- _EXERCISE INSTRUCTIONS_
Lines containing the word "的最大值为" are the ones to copy from the records below.

-------- DATA FOR THE TASK --------

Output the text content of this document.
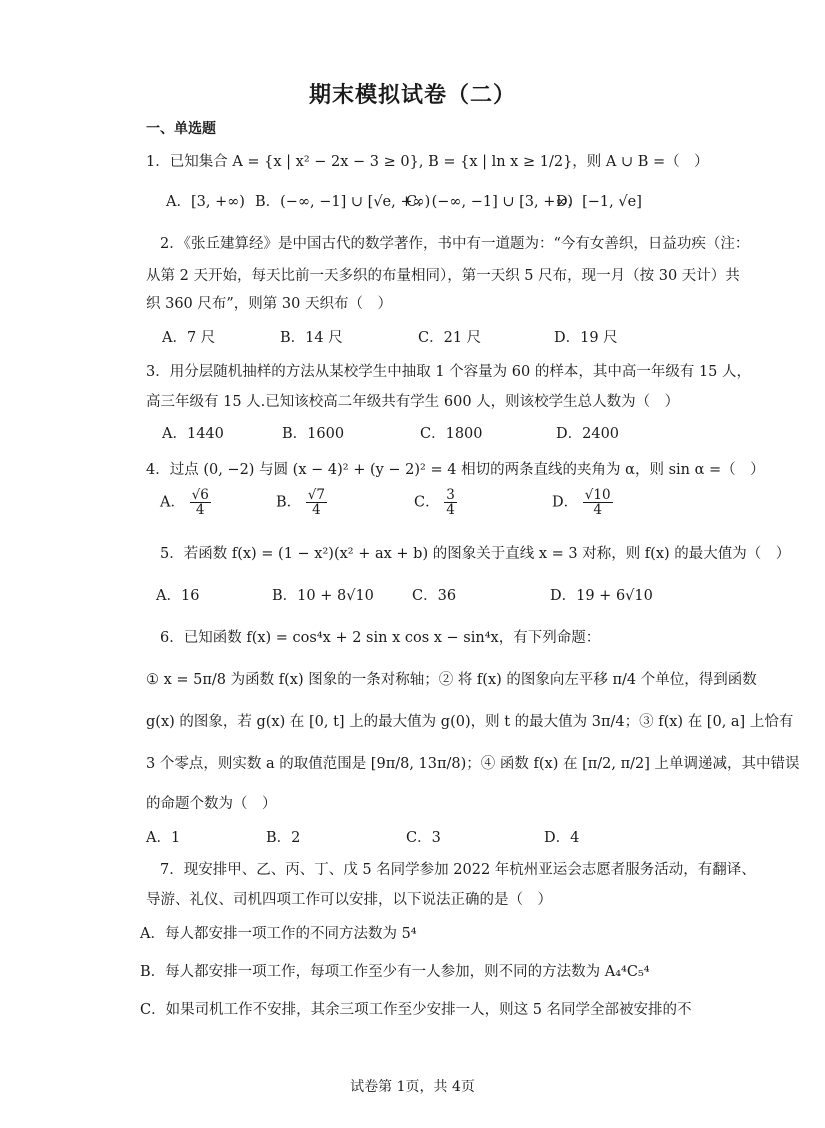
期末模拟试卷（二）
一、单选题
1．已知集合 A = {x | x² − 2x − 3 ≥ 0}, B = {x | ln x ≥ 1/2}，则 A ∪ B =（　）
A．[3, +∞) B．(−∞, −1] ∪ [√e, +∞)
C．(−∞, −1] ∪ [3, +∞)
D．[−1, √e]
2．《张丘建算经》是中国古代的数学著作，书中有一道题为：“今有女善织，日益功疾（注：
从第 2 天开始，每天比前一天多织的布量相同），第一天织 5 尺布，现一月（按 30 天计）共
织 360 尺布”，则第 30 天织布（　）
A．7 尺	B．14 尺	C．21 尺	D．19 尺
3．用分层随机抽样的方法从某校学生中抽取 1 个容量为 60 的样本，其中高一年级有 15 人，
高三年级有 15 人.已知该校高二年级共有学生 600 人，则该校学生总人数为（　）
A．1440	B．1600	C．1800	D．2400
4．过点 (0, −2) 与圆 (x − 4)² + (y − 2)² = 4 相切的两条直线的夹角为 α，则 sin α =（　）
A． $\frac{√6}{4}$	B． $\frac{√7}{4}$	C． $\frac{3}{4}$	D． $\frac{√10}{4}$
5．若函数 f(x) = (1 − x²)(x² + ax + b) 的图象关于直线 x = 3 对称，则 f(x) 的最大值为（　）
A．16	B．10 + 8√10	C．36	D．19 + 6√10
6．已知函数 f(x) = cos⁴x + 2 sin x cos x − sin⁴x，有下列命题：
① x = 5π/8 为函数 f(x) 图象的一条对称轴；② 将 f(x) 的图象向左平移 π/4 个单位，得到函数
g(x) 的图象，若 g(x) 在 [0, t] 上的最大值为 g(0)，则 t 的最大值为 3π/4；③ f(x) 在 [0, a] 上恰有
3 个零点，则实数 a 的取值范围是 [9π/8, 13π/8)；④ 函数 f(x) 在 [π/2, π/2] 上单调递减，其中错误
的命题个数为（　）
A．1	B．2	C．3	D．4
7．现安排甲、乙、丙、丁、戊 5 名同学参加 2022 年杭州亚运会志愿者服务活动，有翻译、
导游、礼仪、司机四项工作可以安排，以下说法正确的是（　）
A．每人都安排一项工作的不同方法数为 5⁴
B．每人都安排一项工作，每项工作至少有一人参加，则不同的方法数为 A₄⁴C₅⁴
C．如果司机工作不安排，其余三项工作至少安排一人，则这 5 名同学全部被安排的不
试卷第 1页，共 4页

--------

- _FINAL ANSWER_
5．若函数 f(x) = (1 − x²)(x² + ax + b) 的图象关于直线 x = 3 对称，则 f(x) 的最大值为（　）
g(x) 的图象，若 g(x) 在 [0, t] 上的最大值为 g(0)，则 t 的最大值为 3π/4；③ f(x) 在 [0, a] 上恰有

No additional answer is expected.